## Exercise data
====================
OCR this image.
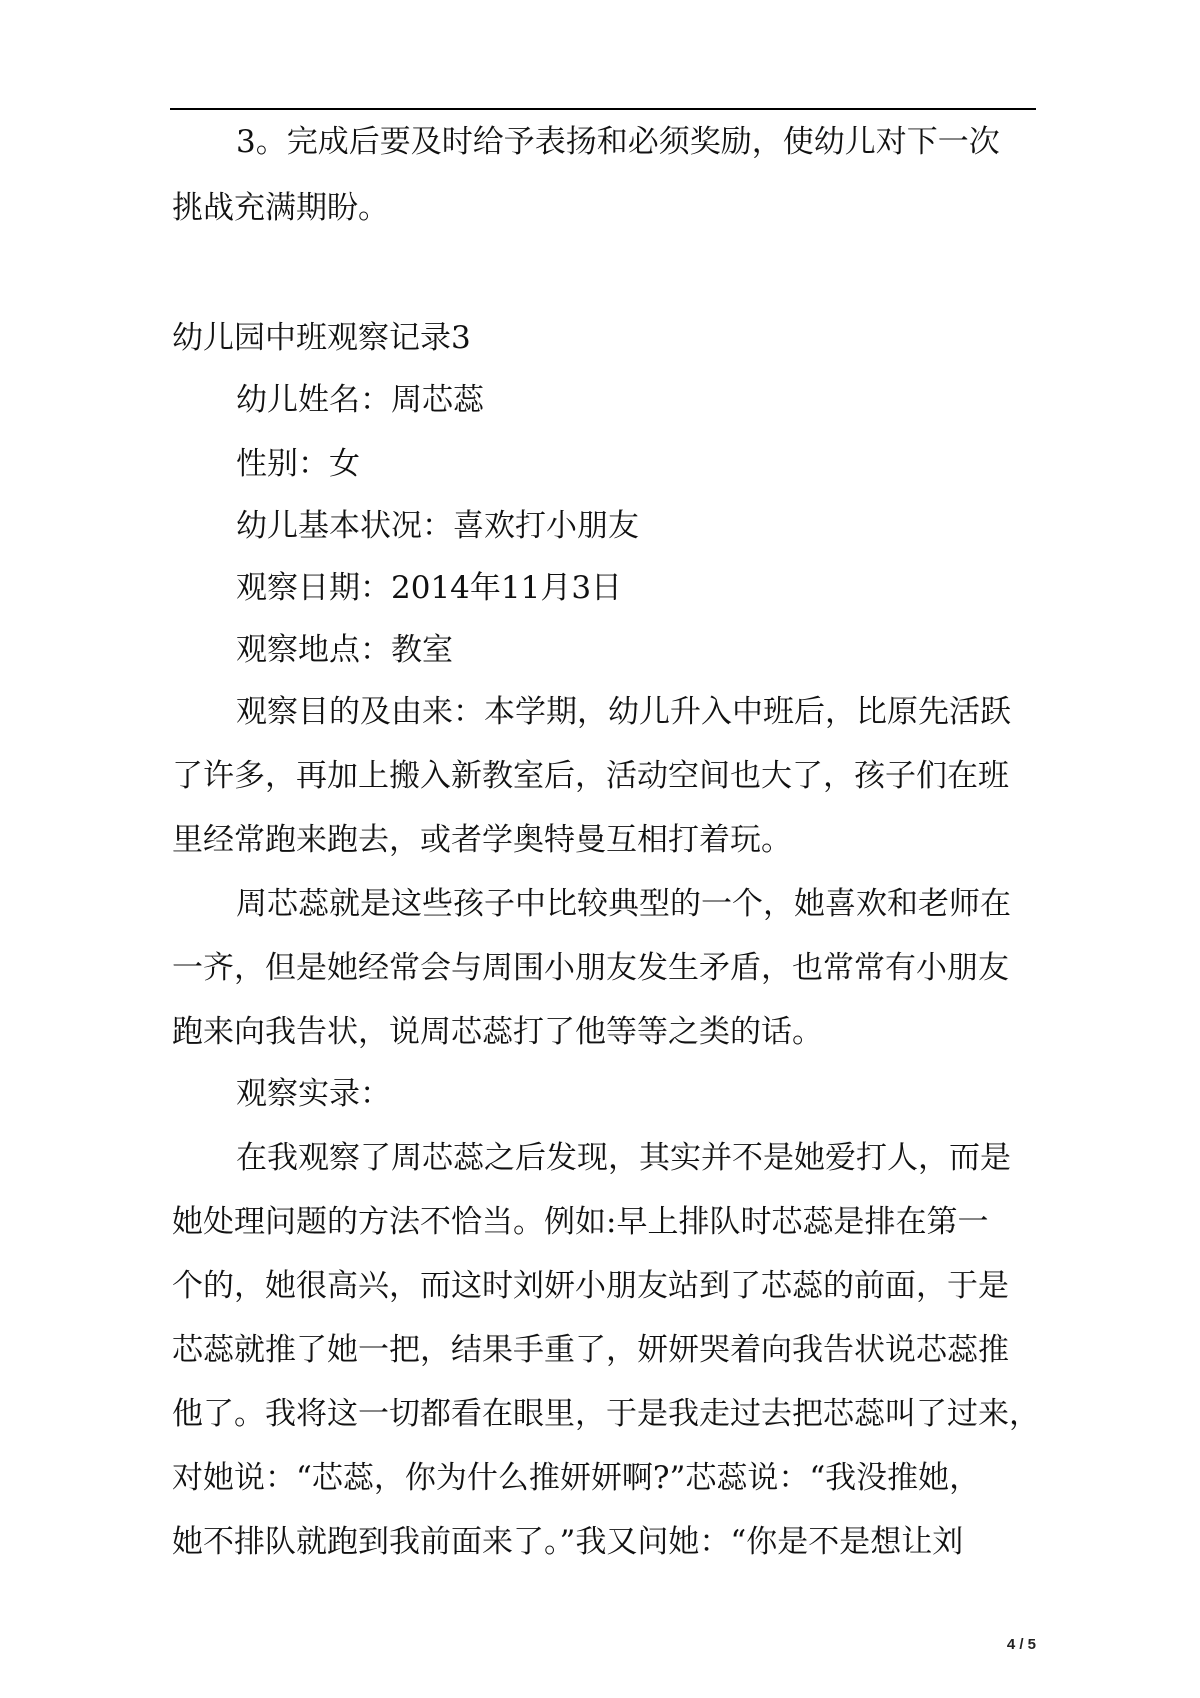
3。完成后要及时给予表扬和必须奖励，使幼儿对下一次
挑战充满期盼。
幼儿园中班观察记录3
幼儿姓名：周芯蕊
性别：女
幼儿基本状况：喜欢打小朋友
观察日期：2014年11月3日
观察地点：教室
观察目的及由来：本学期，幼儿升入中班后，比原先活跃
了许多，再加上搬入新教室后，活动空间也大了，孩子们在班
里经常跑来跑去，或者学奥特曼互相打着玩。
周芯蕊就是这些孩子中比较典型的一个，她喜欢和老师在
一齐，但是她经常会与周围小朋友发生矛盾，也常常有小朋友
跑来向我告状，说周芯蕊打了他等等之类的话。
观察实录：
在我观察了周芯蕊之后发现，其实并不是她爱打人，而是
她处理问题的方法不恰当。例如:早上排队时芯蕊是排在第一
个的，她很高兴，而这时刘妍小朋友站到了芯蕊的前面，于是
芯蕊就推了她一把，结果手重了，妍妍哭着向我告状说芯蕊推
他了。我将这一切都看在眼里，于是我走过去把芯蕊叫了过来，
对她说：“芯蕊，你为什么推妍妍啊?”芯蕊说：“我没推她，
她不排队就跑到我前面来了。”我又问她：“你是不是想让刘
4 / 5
====================
## Do this
All of the records need repeating exactly, except for the pictures.

## Written response
OCR this image.
3。完成后要及时给予表扬和必须奖励，使幼儿对下一次
挑战充满期盼。
幼儿园中班观察记录3
幼儿姓名：周芯蕊
性别：女
幼儿基本状况：喜欢打小朋友
观察日期：2014年11月3日
观察地点：教室
观察目的及由来：本学期，幼儿升入中班后，比原先活跃
了许多，再加上搬入新教室后，活动空间也大了，孩子们在班
里经常跑来跑去，或者学奥特曼互相打着玩。
周芯蕊就是这些孩子中比较典型的一个，她喜欢和老师在
一齐，但是她经常会与周围小朋友发生矛盾，也常常有小朋友
跑来向我告状，说周芯蕊打了他等等之类的话。
观察实录：
在我观察了周芯蕊之后发现，其实并不是她爱打人，而是
她处理问题的方法不恰当。例如:早上排队时芯蕊是排在第一
个的，她很高兴，而这时刘妍小朋友站到了芯蕊的前面，于是
芯蕊就推了她一把，结果手重了，妍妍哭着向我告状说芯蕊推
他了。我将这一切都看在眼里，于是我走过去把芯蕊叫了过来，
对她说：“芯蕊，你为什么推妍妍啊?”芯蕊说：“我没推她，
她不排队就跑到我前面来了。”我又问她：“你是不是想让刘
4 / 5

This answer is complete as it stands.